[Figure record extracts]
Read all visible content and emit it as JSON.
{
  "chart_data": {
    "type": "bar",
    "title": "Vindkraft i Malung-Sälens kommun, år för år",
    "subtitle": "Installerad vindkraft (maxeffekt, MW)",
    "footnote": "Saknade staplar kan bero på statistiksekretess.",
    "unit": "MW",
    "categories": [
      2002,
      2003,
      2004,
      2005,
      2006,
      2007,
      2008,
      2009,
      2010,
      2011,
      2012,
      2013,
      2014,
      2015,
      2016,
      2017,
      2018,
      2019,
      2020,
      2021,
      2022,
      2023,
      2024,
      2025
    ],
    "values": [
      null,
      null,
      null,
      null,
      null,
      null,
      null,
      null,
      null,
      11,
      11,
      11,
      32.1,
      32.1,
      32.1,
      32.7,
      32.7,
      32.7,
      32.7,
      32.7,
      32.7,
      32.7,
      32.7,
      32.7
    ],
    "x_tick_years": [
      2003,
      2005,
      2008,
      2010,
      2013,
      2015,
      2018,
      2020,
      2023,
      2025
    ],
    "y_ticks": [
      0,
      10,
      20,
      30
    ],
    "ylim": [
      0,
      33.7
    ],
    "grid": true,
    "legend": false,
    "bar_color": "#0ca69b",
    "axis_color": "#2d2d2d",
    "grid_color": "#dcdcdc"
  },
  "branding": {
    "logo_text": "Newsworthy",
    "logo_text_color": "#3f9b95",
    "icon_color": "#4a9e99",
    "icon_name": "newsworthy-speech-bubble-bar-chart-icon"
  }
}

__WORK REQUIRED__
Take the data above and return it exactly.

__THE RESPONSE__
Read all visible content and emit it as JSON.
{
  "chart_data": {
    "type": "bar",
    "title": "Vindkraft i Malung-Sälens kommun, år för år",
    "subtitle": "Installerad vindkraft (maxeffekt, MW)",
    "footnote": "Saknade staplar kan bero på statistiksekretess.",
    "unit": "MW",
    "categories": [
      2002,
      2003,
      2004,
      2005,
      2006,
      2007,
      2008,
      2009,
      2010,
      2011,
      2012,
      2013,
      2014,
      2015,
      2016,
      2017,
      2018,
      2019,
      2020,
      2021,
      2022,
      2023,
      2024,
      2025
    ],
    "values": [
      null,
      null,
      null,
      null,
      null,
      null,
      null,
      null,
      null,
      11,
      11,
      11,
      32.1,
      32.1,
      32.1,
      32.7,
      32.7,
      32.7,
      32.7,
      32.7,
      32.7,
      32.7,
      32.7,
      32.7
    ],
    "x_tick_years": [
      2003,
      2005,
      2008,
      2010,
      2013,
      2015,
      2018,
      2020,
      2023,
      2025
    ],
    "y_ticks": [
      0,
      10,
      20,
      30
    ],
    "ylim": [
      0,
      33.7
    ],
    "grid": true,
    "legend": false,
    "bar_color": "#0ca69b",
    "axis_color": "#2d2d2d",
    "grid_color": "#dcdcdc"
  },
  "branding": {
    "logo_text": "Newsworthy",
    "logo_text_color": "#3f9b95",
    "icon_color": "#4a9e99",
    "icon_name": "newsworthy-speech-bubble-bar-chart-icon"
  }
}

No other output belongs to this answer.